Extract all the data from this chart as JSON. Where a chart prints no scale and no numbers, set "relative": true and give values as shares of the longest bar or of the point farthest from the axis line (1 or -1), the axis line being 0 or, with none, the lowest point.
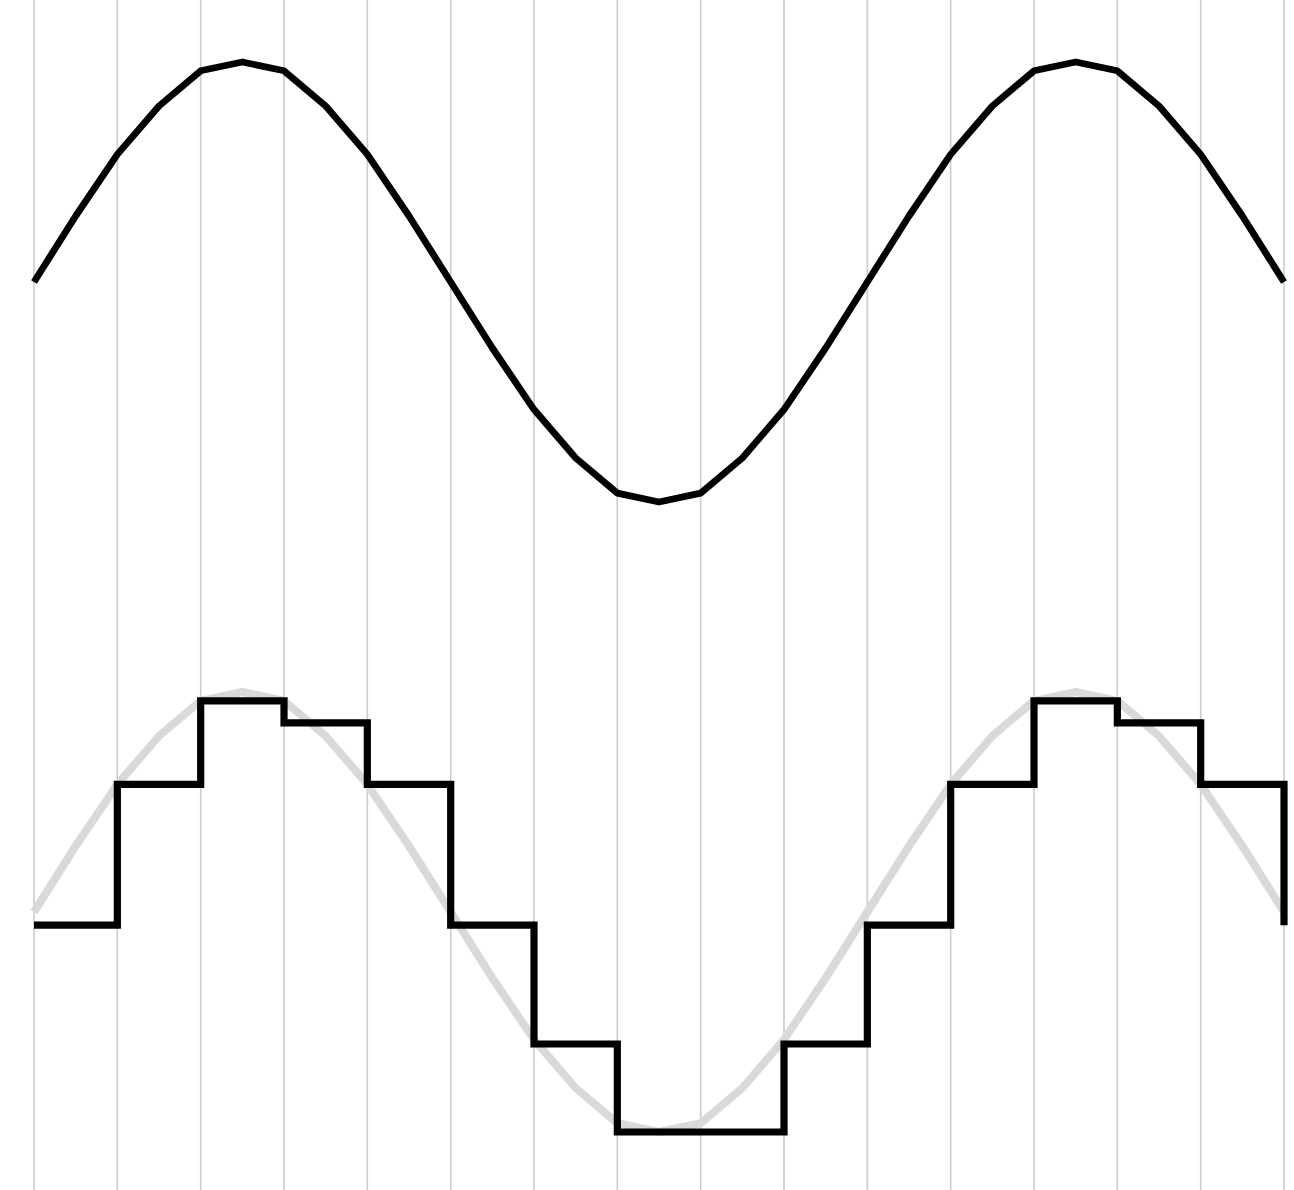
{
  "chart_data": [
    {
      "type": "line",
      "relative": true,
      "color": "#000000",
      "grid": "x",
      "tick_labels": false,
      "marker": "none",
      "line_style": "solid",
      "categories": [
        null,
        null,
        null,
        null,
        null,
        null,
        null,
        null,
        null,
        null,
        null,
        null,
        null,
        null,
        null,
        null,
        null,
        null,
        null,
        null,
        null,
        null,
        null,
        null,
        null,
        null,
        null,
        null,
        null,
        null,
        null
      ],
      "values": [
        0.5,
        0.65,
        0.79,
        0.9,
        0.98,
        1,
        0.98,
        0.9,
        0.79,
        0.65,
        0.5,
        0.35,
        0.21,
        0.1,
        0.02,
        0,
        0.02,
        0.1,
        0.21,
        0.35,
        0.5,
        0.65,
        0.79,
        0.9,
        0.98,
        1,
        0.98,
        0.9,
        0.79,
        0.65,
        0.5
      ]
    },
    {
      "type": "line",
      "relative": true,
      "grid": "x",
      "tick_labels": false,
      "marker": "none",
      "line_style": "solid",
      "categories": [
        null,
        null,
        null,
        null,
        null,
        null,
        null,
        null,
        null,
        null,
        null,
        null,
        null,
        null,
        null,
        null,
        null,
        null,
        null,
        null,
        null,
        null,
        null,
        null,
        null,
        null,
        null,
        null,
        null,
        null,
        null
      ],
      "series": [
        {
          "type": "line",
          "color": "#d9d9d9",
          "values": [
            0.5,
            0.65,
            0.79,
            0.9,
            0.98,
            1,
            0.98,
            0.9,
            0.79,
            0.65,
            0.5,
            0.35,
            0.21,
            0.1,
            0.02,
            0,
            0.02,
            0.1,
            0.21,
            0.35,
            0.5,
            0.65,
            0.79,
            0.9,
            0.98,
            1,
            0.98,
            0.9,
            0.79,
            0.65,
            0.5
          ]
        },
        {
          "type": "step",
          "color": "#000000",
          "values": [
            0.47,
            0.47,
            0.79,
            0.79,
            0.98,
            0.98,
            0.93,
            0.93,
            0.79,
            0.79,
            0.47,
            0.47,
            0.2,
            0.2,
            0,
            0,
            0,
            0,
            0.2,
            0.2,
            0.47,
            0.47,
            0.79,
            0.79,
            0.98,
            0.98,
            0.93,
            0.93,
            0.79,
            0.79,
            0.47
          ]
        }
      ]
    }
  ]
}
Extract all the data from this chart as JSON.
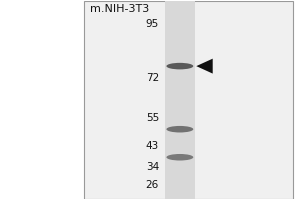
{
  "title": "m.NIH-3T3",
  "mw_markers": [
    95,
    72,
    55,
    43,
    34,
    26
  ],
  "bands": [
    {
      "kda": 77,
      "intensity": 0.8,
      "is_main": true
    },
    {
      "kda": 50,
      "intensity": 0.65,
      "is_main": false
    },
    {
      "kda": 38,
      "intensity": 0.6,
      "is_main": false
    }
  ],
  "arrow_kda": 77,
  "bg_color": "#ffffff",
  "box_bg_color": "#f0f0f0",
  "lane_color": "#d8d8d8",
  "band_color": "#3a3a3a",
  "border_color": "#999999",
  "mw_color": "#111111",
  "title_color": "#111111",
  "title_fontsize": 8,
  "mw_fontsize": 7.5,
  "arrow_color": "#111111",
  "ymin": 20,
  "ymax": 105
}
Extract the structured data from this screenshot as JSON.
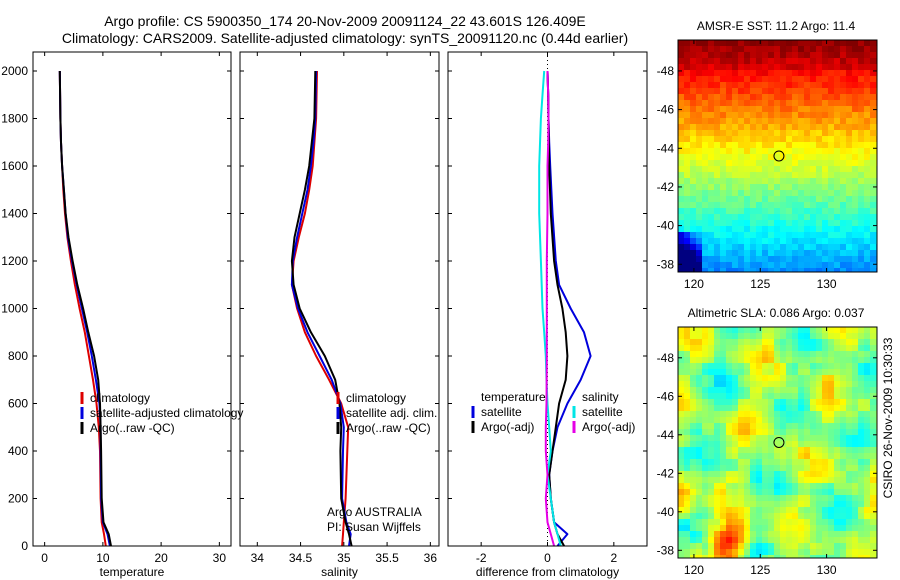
{
  "header": {
    "line1": "Argo profile: CS 5900350_174 20-Nov-2009 20091124_22 43.601S 126.409E",
    "line2": "Climatology: CARS2009. Satellite-adjusted climatology: synTS_20091120.nc (0.44d earlier)"
  },
  "side_label": "CSIRO 26-Nov-2009 10:30:33",
  "colors": {
    "red": "#dd0000",
    "blue": "#0000dd",
    "black": "#000000",
    "cyan": "#00e6e6",
    "magenta": "#e600e6"
  },
  "chart_data": [
    {
      "type": "line",
      "id": "temperature",
      "xlabel": "temperature",
      "xlim": [
        -2,
        32
      ],
      "xticks": [
        0,
        10,
        20,
        30
      ],
      "ylim": [
        2080,
        0
      ],
      "yticks": [
        0,
        200,
        400,
        600,
        800,
        1000,
        1200,
        1400,
        1600,
        1800,
        2000
      ],
      "legend": [
        "climatology",
        "satellite-adjusted climatology",
        "Argo(..raw -QC)"
      ],
      "series": [
        {
          "name": "climatology",
          "color": "red",
          "x": [
            10.5,
            10.2,
            9.8,
            9.6,
            9.5,
            9.3,
            8.9,
            8.3,
            7.6,
            6.9,
            6.0,
            5.2,
            4.5,
            3.9,
            3.5,
            3.2,
            3.0,
            2.8,
            2.7,
            2.6
          ],
          "y": [
            0,
            50,
            100,
            200,
            400,
            500,
            600,
            700,
            800,
            900,
            1000,
            1100,
            1200,
            1300,
            1400,
            1500,
            1600,
            1700,
            1800,
            2000
          ]
        },
        {
          "name": "satellite-adjusted climatology",
          "color": "blue",
          "x": [
            11.2,
            10.8,
            10.0,
            9.7,
            9.6,
            9.6,
            9.4,
            8.8,
            8.1,
            7.3,
            6.4,
            5.5,
            4.7,
            4.0,
            3.6,
            3.3,
            3.0,
            2.8,
            2.7,
            2.6
          ],
          "y": [
            0,
            50,
            100,
            200,
            400,
            500,
            600,
            700,
            800,
            900,
            1000,
            1100,
            1200,
            1300,
            1400,
            1500,
            1600,
            1700,
            1800,
            2000
          ]
        },
        {
          "name": "Argo(..raw -QC)",
          "color": "black",
          "x": [
            11.4,
            11.0,
            10.1,
            9.8,
            9.7,
            9.6,
            9.5,
            9.2,
            8.5,
            7.5,
            6.6,
            5.6,
            4.8,
            4.1,
            3.6,
            3.3,
            3.0,
            2.8,
            2.7,
            2.6
          ],
          "y": [
            0,
            50,
            100,
            200,
            400,
            500,
            600,
            700,
            800,
            900,
            1000,
            1100,
            1200,
            1300,
            1400,
            1500,
            1600,
            1700,
            1800,
            2000
          ]
        }
      ]
    },
    {
      "type": "line",
      "id": "salinity",
      "xlabel": "salinity",
      "xlim": [
        33.8,
        36.1
      ],
      "xticks": [
        34,
        34.5,
        35,
        35.5,
        36
      ],
      "ylim": [
        2080,
        0
      ],
      "yticks": [
        0,
        200,
        400,
        600,
        800,
        1000,
        1200,
        1400,
        1600,
        1800,
        2000
      ],
      "legend": [
        "climatology",
        "satellite adj. clim.",
        "Argo(..raw -QC)"
      ],
      "annotation": [
        "Argo AUSTRALIA",
        "PI: Susan Wijffels"
      ],
      "series": [
        {
          "name": "climatology",
          "color": "red",
          "x": [
            34.98,
            34.99,
            35.0,
            35.02,
            35.04,
            35.05,
            34.97,
            34.83,
            34.68,
            34.55,
            34.46,
            34.4,
            34.42,
            34.48,
            34.55,
            34.6,
            34.64,
            34.66,
            34.68,
            34.69
          ],
          "y": [
            0,
            50,
            100,
            200,
            400,
            500,
            600,
            700,
            800,
            900,
            1000,
            1100,
            1200,
            1300,
            1400,
            1500,
            1600,
            1700,
            1800,
            2000
          ]
        },
        {
          "name": "satellite adj. clim.",
          "color": "blue",
          "x": [
            35.06,
            35.08,
            35.03,
            34.98,
            34.99,
            35.0,
            34.96,
            34.86,
            34.72,
            34.58,
            34.47,
            34.4,
            34.41,
            34.46,
            34.52,
            34.58,
            34.62,
            34.65,
            34.67,
            34.68
          ],
          "y": [
            0,
            50,
            100,
            200,
            400,
            500,
            600,
            700,
            800,
            900,
            1000,
            1100,
            1200,
            1300,
            1400,
            1500,
            1600,
            1700,
            1800,
            2000
          ]
        },
        {
          "name": "Argo(..raw -QC)",
          "color": "black",
          "x": [
            35.09,
            35.06,
            35.02,
            34.97,
            34.96,
            34.97,
            34.95,
            34.9,
            34.78,
            34.62,
            34.49,
            34.42,
            34.4,
            34.43,
            34.49,
            34.55,
            34.6,
            34.63,
            34.66,
            34.67
          ],
          "y": [
            0,
            50,
            100,
            200,
            400,
            500,
            600,
            700,
            800,
            900,
            1000,
            1100,
            1200,
            1300,
            1400,
            1500,
            1600,
            1700,
            1800,
            2000
          ]
        }
      ]
    },
    {
      "type": "line",
      "id": "difference",
      "xlabel": "difference from climatology",
      "xlim": [
        -3.0,
        3.0
      ],
      "xticks": [
        -2,
        0,
        2
      ],
      "ylim": [
        2080,
        0
      ],
      "yticks": [
        0,
        200,
        400,
        600,
        800,
        1000,
        1200,
        1400,
        1600,
        1800,
        2000
      ],
      "legend_left_title": "temperature",
      "legend_right_title": "salinity",
      "legend_left": [
        "satellite",
        "Argo(-adj)"
      ],
      "legend_right": [
        "satellite",
        "Argo(-adj)"
      ],
      "series": [
        {
          "name": "temperature satellite",
          "color": "blue",
          "x": [
            0.3,
            0.6,
            0.2,
            0.1,
            0.05,
            0.15,
            0.3,
            0.6,
            1.0,
            1.3,
            1.1,
            0.7,
            0.35,
            0.25,
            0.15,
            0.08,
            0.05,
            0.03,
            0.02,
            0.0
          ],
          "y": [
            0,
            50,
            100,
            200,
            300,
            400,
            500,
            600,
            700,
            800,
            900,
            1000,
            1100,
            1200,
            1400,
            1600,
            1700,
            1800,
            1900,
            2000
          ]
        },
        {
          "name": "temperature Argo(-adj)",
          "color": "black",
          "x": [
            0.5,
            0.3,
            0.2,
            0.1,
            0.05,
            0.15,
            0.25,
            0.35,
            0.55,
            0.6,
            0.55,
            0.45,
            0.3,
            0.2,
            0.1,
            0.05,
            0.03,
            0.02,
            0.0
          ],
          "y": [
            0,
            50,
            100,
            200,
            300,
            400,
            500,
            600,
            700,
            800,
            900,
            1000,
            1100,
            1200,
            1400,
            1600,
            1800,
            1900,
            2000
          ]
        },
        {
          "name": "salinity satellite",
          "color": "cyan",
          "x": [
            0.4,
            0.3,
            0.2,
            0.1,
            0.0,
            0.1,
            0.05,
            0.0,
            -0.03,
            -0.05,
            -0.1,
            -0.15,
            -0.2,
            -0.25,
            -0.25,
            -0.2,
            -0.15,
            -0.1
          ],
          "y": [
            0,
            50,
            100,
            200,
            300,
            400,
            500,
            600,
            700,
            800,
            900,
            1000,
            1200,
            1400,
            1600,
            1800,
            1900,
            2000
          ]
        },
        {
          "name": "salinity Argo(-adj)",
          "color": "magenta",
          "x": [
            0.2,
            0.1,
            0.0,
            -0.05,
            0.0,
            -0.05,
            -0.05,
            -0.03,
            -0.02,
            -0.02,
            -0.02,
            0.0,
            0.0,
            0.02,
            0.03,
            0.02,
            0.0
          ],
          "y": [
            0,
            50,
            100,
            200,
            300,
            400,
            500,
            600,
            800,
            1000,
            1200,
            1400,
            1600,
            1700,
            1800,
            1900,
            2000
          ]
        }
      ]
    },
    {
      "type": "heatmap",
      "id": "sst",
      "title": "AMSR-E SST: 11.2  Argo: 11.4",
      "xlim": [
        118.8,
        133.8
      ],
      "ylim": [
        -49.6,
        -37.6
      ],
      "xticks": [
        120,
        125,
        130
      ],
      "yticks": [
        -38,
        -40,
        -42,
        -44,
        -46,
        -48
      ],
      "marker": {
        "lon": 126.409,
        "lat": -43.601
      }
    },
    {
      "type": "heatmap",
      "id": "sla",
      "title": "Altimetric SLA: 0.086  Argo: 0.037",
      "xlim": [
        118.8,
        133.8
      ],
      "ylim": [
        -49.6,
        -37.6
      ],
      "xticks": [
        120,
        125,
        130
      ],
      "yticks": [
        -38,
        -40,
        -42,
        -44,
        -46,
        -48
      ],
      "marker": {
        "lon": 126.409,
        "lat": -43.601
      }
    }
  ]
}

************

What is needed: Using the listing above, show every line that includes the string "temperature".

Complete response:
      "id": "temperature",
      "xlabel": "temperature",
      "legend_left_title": "temperature",
          "name": "temperature satellite",
          "name": "temperature Argo(-adj)",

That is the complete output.